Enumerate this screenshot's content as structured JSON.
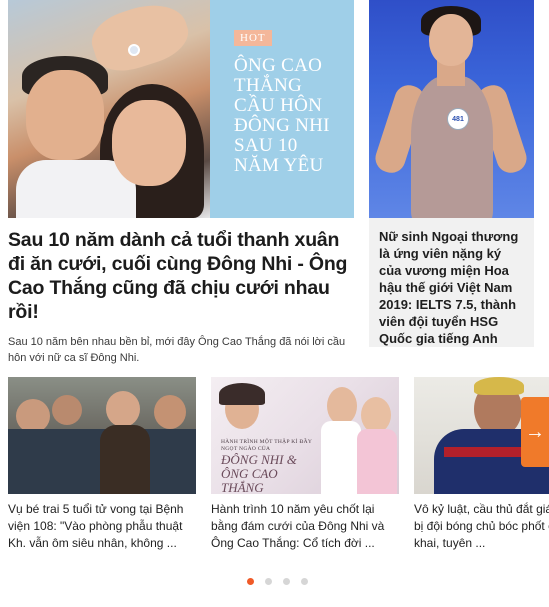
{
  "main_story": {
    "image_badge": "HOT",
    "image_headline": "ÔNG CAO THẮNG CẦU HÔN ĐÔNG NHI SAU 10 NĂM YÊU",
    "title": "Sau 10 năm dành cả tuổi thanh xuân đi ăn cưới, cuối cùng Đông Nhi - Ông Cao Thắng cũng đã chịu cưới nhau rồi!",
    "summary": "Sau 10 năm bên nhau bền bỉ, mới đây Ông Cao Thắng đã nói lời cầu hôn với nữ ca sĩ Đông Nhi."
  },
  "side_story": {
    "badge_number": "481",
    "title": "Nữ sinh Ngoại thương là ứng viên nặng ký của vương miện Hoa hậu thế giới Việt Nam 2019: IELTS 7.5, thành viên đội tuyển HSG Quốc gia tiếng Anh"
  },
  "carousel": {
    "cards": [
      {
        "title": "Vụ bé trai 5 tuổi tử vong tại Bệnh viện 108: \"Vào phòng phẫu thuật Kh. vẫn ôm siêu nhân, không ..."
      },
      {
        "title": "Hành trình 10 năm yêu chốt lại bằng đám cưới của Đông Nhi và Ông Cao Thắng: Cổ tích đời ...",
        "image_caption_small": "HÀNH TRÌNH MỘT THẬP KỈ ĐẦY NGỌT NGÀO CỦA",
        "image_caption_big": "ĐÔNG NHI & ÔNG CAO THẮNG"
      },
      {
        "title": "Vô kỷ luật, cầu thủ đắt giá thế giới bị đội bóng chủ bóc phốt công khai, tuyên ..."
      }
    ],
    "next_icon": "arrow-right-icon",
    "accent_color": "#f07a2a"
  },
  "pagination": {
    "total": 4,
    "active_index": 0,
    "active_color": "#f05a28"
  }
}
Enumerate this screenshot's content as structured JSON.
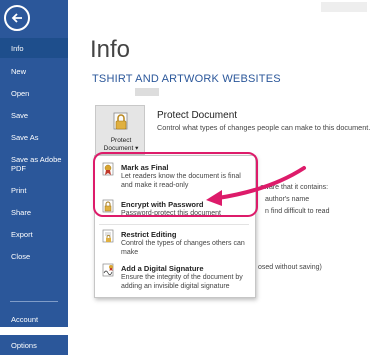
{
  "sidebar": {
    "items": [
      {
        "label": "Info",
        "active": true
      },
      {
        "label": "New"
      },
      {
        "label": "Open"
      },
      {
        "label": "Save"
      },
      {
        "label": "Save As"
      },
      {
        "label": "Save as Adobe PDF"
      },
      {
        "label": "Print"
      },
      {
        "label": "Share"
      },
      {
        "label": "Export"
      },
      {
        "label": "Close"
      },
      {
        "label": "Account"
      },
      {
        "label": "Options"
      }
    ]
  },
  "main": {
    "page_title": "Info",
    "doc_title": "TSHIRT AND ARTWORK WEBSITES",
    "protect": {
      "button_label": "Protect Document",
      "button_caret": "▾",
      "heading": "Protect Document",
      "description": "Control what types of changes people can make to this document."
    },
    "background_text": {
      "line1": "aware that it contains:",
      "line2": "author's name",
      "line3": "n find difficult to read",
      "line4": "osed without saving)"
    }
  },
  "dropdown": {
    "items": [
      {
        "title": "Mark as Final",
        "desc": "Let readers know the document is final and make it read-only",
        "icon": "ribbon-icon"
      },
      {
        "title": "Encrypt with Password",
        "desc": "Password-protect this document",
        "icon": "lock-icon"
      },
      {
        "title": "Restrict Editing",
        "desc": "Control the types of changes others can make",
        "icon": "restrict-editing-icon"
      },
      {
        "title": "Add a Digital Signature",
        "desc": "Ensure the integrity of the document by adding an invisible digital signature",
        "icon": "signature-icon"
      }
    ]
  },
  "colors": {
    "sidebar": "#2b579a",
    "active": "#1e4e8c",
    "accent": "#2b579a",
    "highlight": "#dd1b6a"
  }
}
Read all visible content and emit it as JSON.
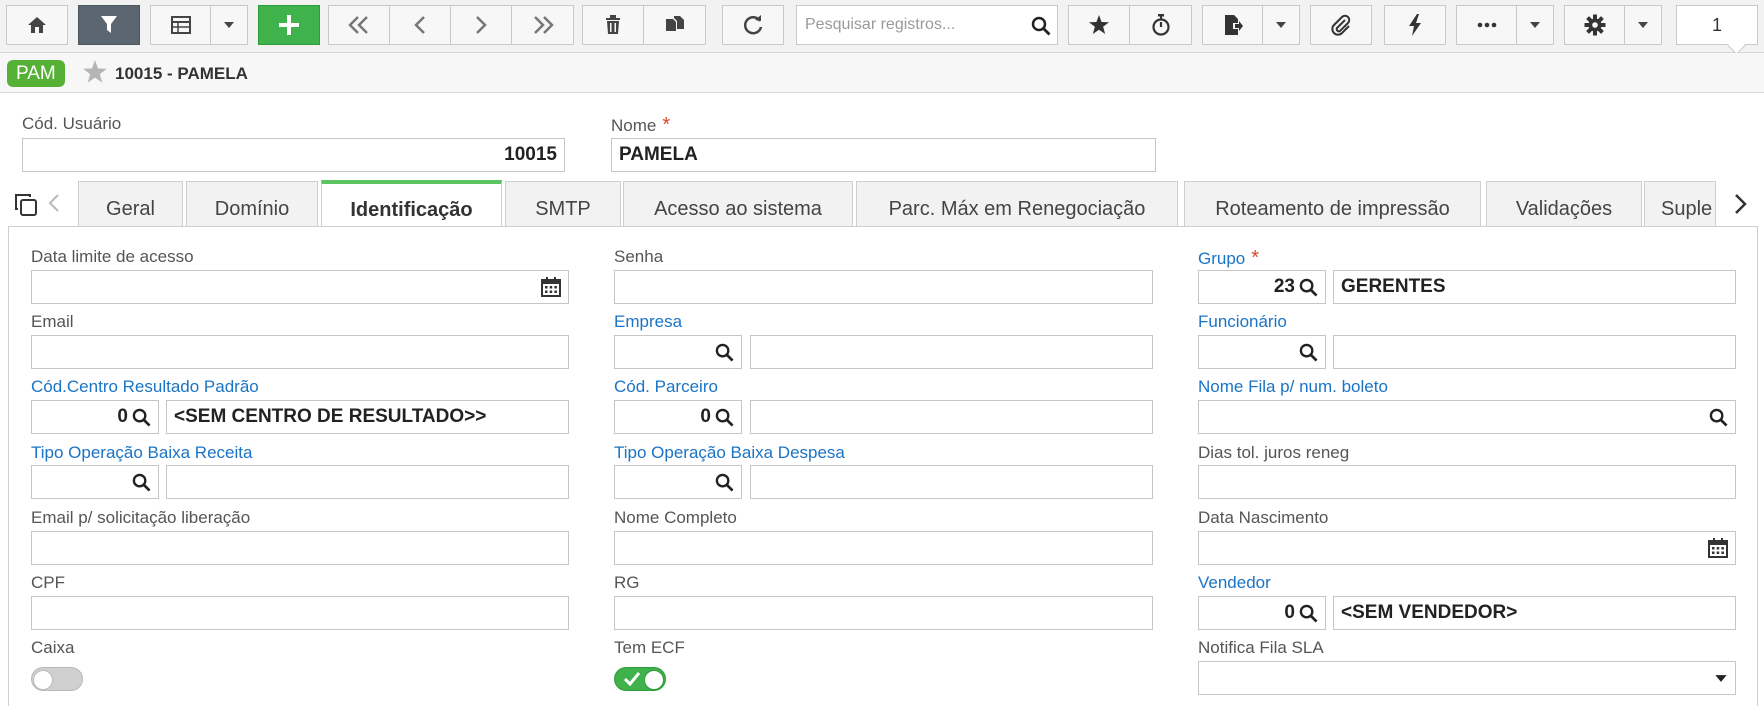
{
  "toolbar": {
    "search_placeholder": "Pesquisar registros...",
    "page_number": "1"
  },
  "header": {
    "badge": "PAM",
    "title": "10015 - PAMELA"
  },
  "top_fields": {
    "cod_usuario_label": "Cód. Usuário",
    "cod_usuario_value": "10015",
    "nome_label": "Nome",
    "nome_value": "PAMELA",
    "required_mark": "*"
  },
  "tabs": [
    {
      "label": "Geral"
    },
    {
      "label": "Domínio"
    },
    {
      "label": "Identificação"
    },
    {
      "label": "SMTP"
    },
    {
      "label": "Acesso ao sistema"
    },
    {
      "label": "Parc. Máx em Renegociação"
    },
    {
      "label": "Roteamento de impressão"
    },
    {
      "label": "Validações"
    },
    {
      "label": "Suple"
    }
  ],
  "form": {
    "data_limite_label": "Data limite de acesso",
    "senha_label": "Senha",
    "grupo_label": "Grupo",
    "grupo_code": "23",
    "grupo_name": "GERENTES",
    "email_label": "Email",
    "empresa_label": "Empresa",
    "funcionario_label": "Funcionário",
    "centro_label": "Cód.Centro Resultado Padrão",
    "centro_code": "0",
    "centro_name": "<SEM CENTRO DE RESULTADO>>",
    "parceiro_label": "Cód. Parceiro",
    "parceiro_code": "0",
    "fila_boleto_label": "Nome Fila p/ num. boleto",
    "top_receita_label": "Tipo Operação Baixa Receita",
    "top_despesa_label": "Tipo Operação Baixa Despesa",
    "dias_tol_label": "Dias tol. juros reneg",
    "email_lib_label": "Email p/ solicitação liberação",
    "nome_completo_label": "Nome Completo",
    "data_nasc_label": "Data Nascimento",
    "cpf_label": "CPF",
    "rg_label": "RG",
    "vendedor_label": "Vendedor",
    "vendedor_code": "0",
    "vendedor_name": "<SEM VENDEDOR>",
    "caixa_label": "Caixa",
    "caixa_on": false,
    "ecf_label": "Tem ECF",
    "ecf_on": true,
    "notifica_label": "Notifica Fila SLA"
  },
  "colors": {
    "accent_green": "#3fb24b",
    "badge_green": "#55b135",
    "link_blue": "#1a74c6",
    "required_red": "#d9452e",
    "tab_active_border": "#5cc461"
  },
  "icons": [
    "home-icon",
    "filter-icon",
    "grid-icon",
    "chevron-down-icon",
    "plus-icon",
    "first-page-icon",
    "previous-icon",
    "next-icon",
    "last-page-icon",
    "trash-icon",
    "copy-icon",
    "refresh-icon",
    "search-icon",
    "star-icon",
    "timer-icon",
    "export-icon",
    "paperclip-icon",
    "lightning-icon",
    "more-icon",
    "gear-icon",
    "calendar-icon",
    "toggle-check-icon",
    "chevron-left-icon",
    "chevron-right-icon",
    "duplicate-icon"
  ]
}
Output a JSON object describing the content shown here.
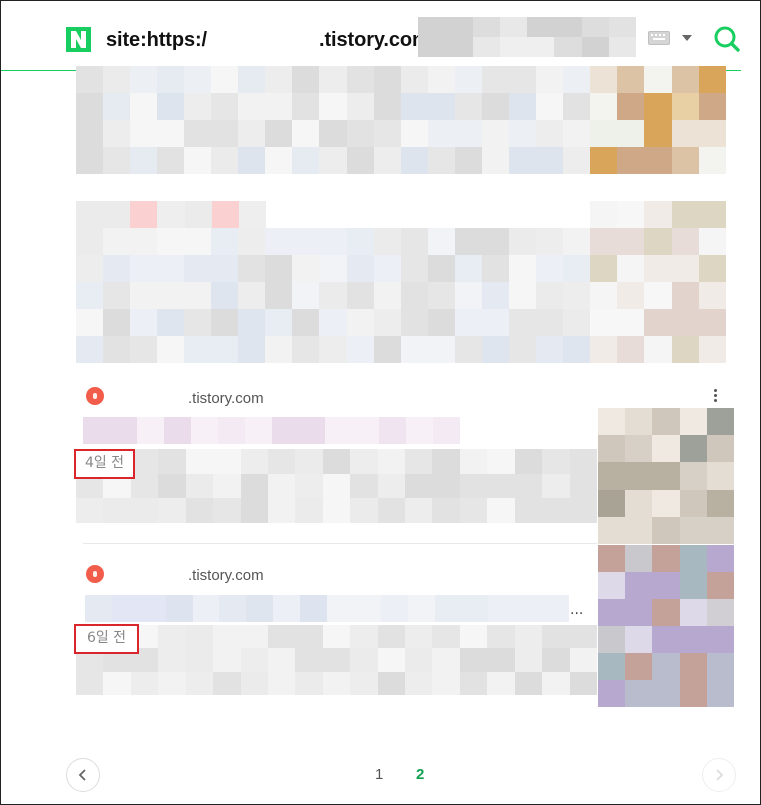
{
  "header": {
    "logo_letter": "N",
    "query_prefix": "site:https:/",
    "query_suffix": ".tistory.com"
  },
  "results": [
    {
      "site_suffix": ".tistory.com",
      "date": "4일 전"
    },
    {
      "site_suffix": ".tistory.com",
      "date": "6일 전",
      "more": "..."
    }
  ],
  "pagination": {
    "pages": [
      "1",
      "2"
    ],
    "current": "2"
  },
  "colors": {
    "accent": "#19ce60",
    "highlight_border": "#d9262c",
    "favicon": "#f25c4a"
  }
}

#### [TASK GOAL]
List every line above that contains the word "cưới".

#### [SOLUTION FOR THIS TASK]
    "title": "Sau 10 năm dành cả tuổi thanh xuân đi ăn cưới, cuối cùng Đông Nhi - Ông Cao Thắng cũng đã chịu cưới nhau rồi!",
        "title": "Hành trình 10 năm yêu chốt lại bằng đám cưới của Đông Nhi và Ông Cao Thắng: Cổ tích đời ...",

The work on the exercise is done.